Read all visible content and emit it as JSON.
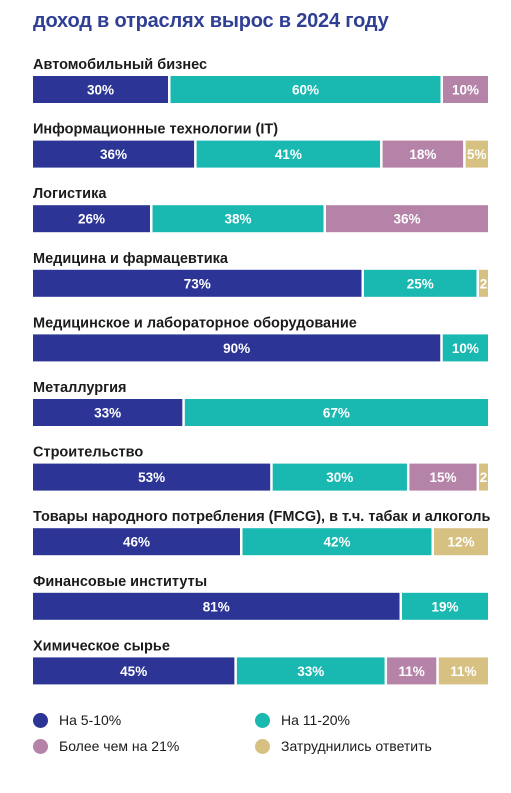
{
  "chart_data": {
    "type": "bar",
    "orientation": "horizontal",
    "stacked": true,
    "title": "доход в отраслях вырос в 2024 году",
    "categories": [
      "Автомобильный бизнес",
      "Информационные технологии (IT)",
      "Логистика",
      "Медицина и фармацевтика",
      "Медицинское и лабораторное оборудование",
      "Металлургия",
      "Строительство",
      "Товары народного потребления (FMCG), в т.ч. табак и алкоголь",
      "Финансовые институты",
      "Химическое сырье"
    ],
    "series": [
      {
        "name": "На 5-10%",
        "color": "#2c3596",
        "values": [
          30,
          36,
          26,
          73,
          90,
          33,
          53,
          46,
          81,
          45
        ]
      },
      {
        "name": "На 11-20%",
        "color": "#19b8b0",
        "values": [
          60,
          41,
          38,
          25,
          10,
          67,
          30,
          42,
          19,
          33
        ]
      },
      {
        "name": "Более чем на 21%",
        "color": "#b583a8",
        "values": [
          10,
          18,
          36,
          0,
          0,
          0,
          15,
          0,
          0,
          11
        ]
      },
      {
        "name": "Затруднились ответить",
        "color": "#d6c182",
        "values": [
          0,
          5,
          0,
          2,
          0,
          0,
          2,
          12,
          0,
          11
        ]
      }
    ],
    "data_labels": [
      [
        "30%",
        "36%",
        "26%",
        "73%",
        "90%",
        "33%",
        "53%",
        "46%",
        "81%",
        "45%"
      ],
      [
        "60%",
        "41%",
        "38%",
        "25%",
        "10%",
        "67%",
        "30%",
        "42%",
        "19%",
        "33%"
      ],
      [
        "10%",
        "18%",
        "36%",
        "",
        "",
        "",
        "15%",
        "",
        "",
        "11%"
      ],
      [
        "",
        "5%",
        "",
        "2",
        "",
        "",
        "2",
        "12%",
        "",
        "11%"
      ]
    ],
    "xlim": [
      0,
      100
    ],
    "legend_position": "bottom",
    "grid": false
  },
  "legend": [
    {
      "label": "На 5-10%",
      "color": "#2c3596"
    },
    {
      "label": "На 11-20%",
      "color": "#19b8b0"
    },
    {
      "label": "Более чем на 21%",
      "color": "#b583a8"
    },
    {
      "label": "Затруднились ответить",
      "color": "#d6c182"
    }
  ]
}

## THE EXERCISE
Write the entries above out in full, exactly, with no images.

## THE RESPONSE
Read all visible content and emit it as JSON.
{
  "chart_data": {
    "type": "bar",
    "orientation": "horizontal",
    "stacked": true,
    "title": "доход в отраслях вырос в 2024 году",
    "categories": [
      "Автомобильный бизнес",
      "Информационные технологии (IT)",
      "Логистика",
      "Медицина и фармацевтика",
      "Медицинское и лабораторное оборудование",
      "Металлургия",
      "Строительство",
      "Товары народного потребления (FMCG), в т.ч. табак и алкоголь",
      "Финансовые институты",
      "Химическое сырье"
    ],
    "series": [
      {
        "name": "На 5-10%",
        "color": "#2c3596",
        "values": [
          30,
          36,
          26,
          73,
          90,
          33,
          53,
          46,
          81,
          45
        ]
      },
      {
        "name": "На 11-20%",
        "color": "#19b8b0",
        "values": [
          60,
          41,
          38,
          25,
          10,
          67,
          30,
          42,
          19,
          33
        ]
      },
      {
        "name": "Более чем на 21%",
        "color": "#b583a8",
        "values": [
          10,
          18,
          36,
          0,
          0,
          0,
          15,
          0,
          0,
          11
        ]
      },
      {
        "name": "Затруднились ответить",
        "color": "#d6c182",
        "values": [
          0,
          5,
          0,
          2,
          0,
          0,
          2,
          12,
          0,
          11
        ]
      }
    ],
    "data_labels": [
      [
        "30%",
        "36%",
        "26%",
        "73%",
        "90%",
        "33%",
        "53%",
        "46%",
        "81%",
        "45%"
      ],
      [
        "60%",
        "41%",
        "38%",
        "25%",
        "10%",
        "67%",
        "30%",
        "42%",
        "19%",
        "33%"
      ],
      [
        "10%",
        "18%",
        "36%",
        "",
        "",
        "",
        "15%",
        "",
        "",
        "11%"
      ],
      [
        "",
        "5%",
        "",
        "2",
        "",
        "",
        "2",
        "12%",
        "",
        "11%"
      ]
    ],
    "xlim": [
      0,
      100
    ],
    "legend_position": "bottom",
    "grid": false
  },
  "legend": [
    {
      "label": "На 5-10%",
      "color": "#2c3596"
    },
    {
      "label": "На 11-20%",
      "color": "#19b8b0"
    },
    {
      "label": "Более чем на 21%",
      "color": "#b583a8"
    },
    {
      "label": "Затруднились ответить",
      "color": "#d6c182"
    }
  ]
}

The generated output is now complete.